>> begin DATA LISTING

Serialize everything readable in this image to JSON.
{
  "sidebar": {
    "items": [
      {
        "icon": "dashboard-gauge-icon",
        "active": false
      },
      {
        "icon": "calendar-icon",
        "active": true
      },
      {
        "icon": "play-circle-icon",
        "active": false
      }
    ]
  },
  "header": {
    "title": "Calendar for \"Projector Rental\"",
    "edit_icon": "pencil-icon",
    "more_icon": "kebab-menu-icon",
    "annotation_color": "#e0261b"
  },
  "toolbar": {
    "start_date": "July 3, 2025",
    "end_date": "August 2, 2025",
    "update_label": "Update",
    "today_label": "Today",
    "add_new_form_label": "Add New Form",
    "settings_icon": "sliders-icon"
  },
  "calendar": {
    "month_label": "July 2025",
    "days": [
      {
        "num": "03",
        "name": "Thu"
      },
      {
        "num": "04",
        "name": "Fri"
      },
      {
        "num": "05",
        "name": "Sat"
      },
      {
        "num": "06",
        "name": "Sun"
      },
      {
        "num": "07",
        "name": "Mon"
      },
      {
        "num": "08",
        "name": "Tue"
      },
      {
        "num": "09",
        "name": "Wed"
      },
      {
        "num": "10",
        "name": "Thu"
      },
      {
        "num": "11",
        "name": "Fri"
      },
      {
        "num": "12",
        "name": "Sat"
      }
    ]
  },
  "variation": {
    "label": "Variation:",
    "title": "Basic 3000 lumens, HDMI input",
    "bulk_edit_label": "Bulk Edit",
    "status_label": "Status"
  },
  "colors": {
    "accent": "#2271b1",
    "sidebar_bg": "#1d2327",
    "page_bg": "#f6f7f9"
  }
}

>> end DATA LISTING

- [SET EXERCISE]: Where does the word "July" appear in the listing? List each line that holds it.

- [CORRECT RESULT]:
    "start_date": "July 3, 2025",
    "month_label": "July 2025",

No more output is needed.